* begin Data for processing *

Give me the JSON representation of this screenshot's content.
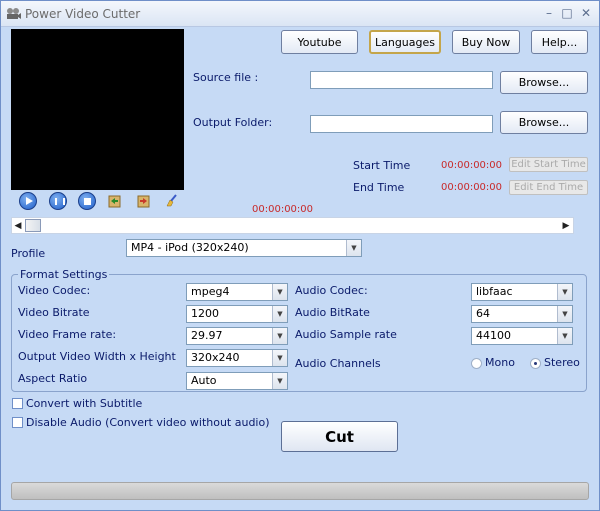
{
  "window": {
    "title": "Power Video Cutter",
    "minimize": "–",
    "maximize": "□",
    "close": "✕"
  },
  "toolbar": {
    "youtube": "Youtube",
    "languages": "Languages",
    "buy_now": "Buy Now",
    "help": "Help..."
  },
  "source": {
    "label": "Source file :",
    "value": "",
    "browse": "Browse..."
  },
  "output": {
    "label": "Output Folder:",
    "value": "",
    "browse": "Browse..."
  },
  "start_time": {
    "label": "Start Time",
    "value": "00:00:00:00",
    "edit": "Edit Start Time"
  },
  "end_time": {
    "label": "End Time",
    "value": "00:00:00:00",
    "edit": "Edit End Time"
  },
  "player": {
    "current_time": "00:00:00:00"
  },
  "profile": {
    "label": "Profile",
    "selected": "MP4 - iPod (320x240)"
  },
  "format": {
    "title": "Format Settings",
    "video_codec": {
      "label": "Video Codec:",
      "value": "mpeg4"
    },
    "video_bitrate": {
      "label": "Video Bitrate",
      "value": "1200"
    },
    "video_frame_rate": {
      "label": "Video Frame rate:",
      "value": "29.97"
    },
    "output_size": {
      "label": "Output Video Width x Height",
      "value": "320x240"
    },
    "aspect_ratio": {
      "label": "Aspect Ratio",
      "value": "Auto"
    },
    "audio_codec": {
      "label": "Audio Codec:",
      "value": "libfaac"
    },
    "audio_bitrate": {
      "label": "Audio BitRate",
      "value": "64"
    },
    "audio_sample_rate": {
      "label": "Audio Sample rate",
      "value": "44100"
    },
    "audio_channels": {
      "label": "Audio Channels",
      "mono": "Mono",
      "stereo": "Stereo",
      "selected": "Stereo"
    }
  },
  "options": {
    "convert_subtitle": "Convert with Subtitle",
    "disable_audio": "Disable Audio (Convert video without audio)"
  },
  "cut_button": "Cut",
  "colors": {
    "time_red": "#c82a2a",
    "label_blue": "#0a1a6a",
    "window_bg": "#c6daf5"
  }
}
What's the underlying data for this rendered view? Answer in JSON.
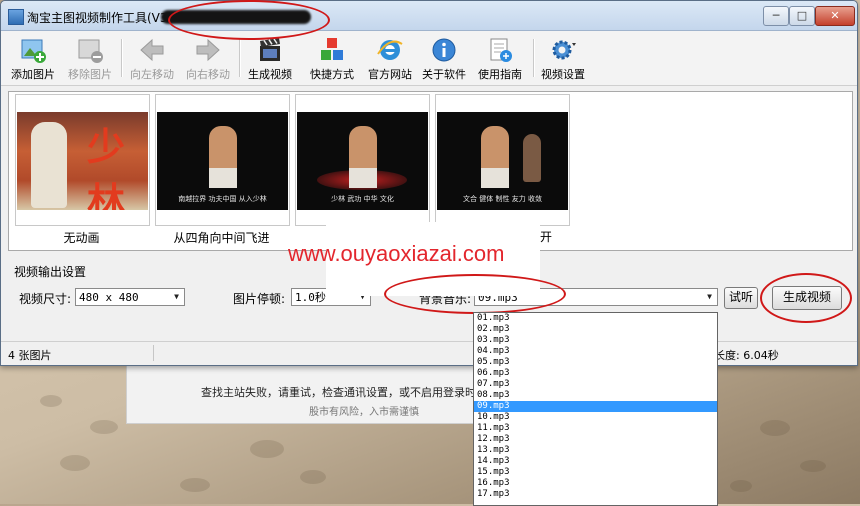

* end Data for processing *

Written problem -> Copy every record character for character. Skip the pictures.

Response below ->
Give me the JSON representation of this screenshot's content.
{
  "window": {
    "title": "Power Video Cutter",
    "minimize": "–",
    "maximize": "□",
    "close": "✕"
  },
  "toolbar": {
    "youtube": "Youtube",
    "languages": "Languages",
    "buy_now": "Buy Now",
    "help": "Help..."
  },
  "source": {
    "label": "Source file :",
    "value": "",
    "browse": "Browse..."
  },
  "output": {
    "label": "Output Folder:",
    "value": "",
    "browse": "Browse..."
  },
  "start_time": {
    "label": "Start Time",
    "value": "00:00:00:00",
    "edit": "Edit Start Time"
  },
  "end_time": {
    "label": "End Time",
    "value": "00:00:00:00",
    "edit": "Edit End Time"
  },
  "player": {
    "current_time": "00:00:00:00"
  },
  "profile": {
    "label": "Profile",
    "selected": "MP4 - iPod (320x240)"
  },
  "format": {
    "title": "Format Settings",
    "video_codec": {
      "label": "Video Codec:",
      "value": "mpeg4"
    },
    "video_bitrate": {
      "label": "Video Bitrate",
      "value": "1200"
    },
    "video_frame_rate": {
      "label": "Video Frame rate:",
      "value": "29.97"
    },
    "output_size": {
      "label": "Output Video Width x Height",
      "value": "320x240"
    },
    "aspect_ratio": {
      "label": "Aspect Ratio",
      "value": "Auto"
    },
    "audio_codec": {
      "label": "Audio Codec:",
      "value": "libfaac"
    },
    "audio_bitrate": {
      "label": "Audio BitRate",
      "value": "64"
    },
    "audio_sample_rate": {
      "label": "Audio Sample rate",
      "value": "44100"
    },
    "audio_channels": {
      "label": "Audio Channels",
      "mono": "Mono",
      "stereo": "Stereo",
      "selected": "Stereo"
    }
  },
  "options": {
    "convert_subtitle": "Convert with Subtitle",
    "disable_audio": "Disable Audio (Convert video without audio)"
  },
  "cut_button": "Cut",
  "colors": {
    "time_red": "#c82a2a",
    "label_blue": "#0a1a6a",
    "window_bg": "#c6daf5"
  }
}
What's the underlying data for this rendered view? Answer in JSON.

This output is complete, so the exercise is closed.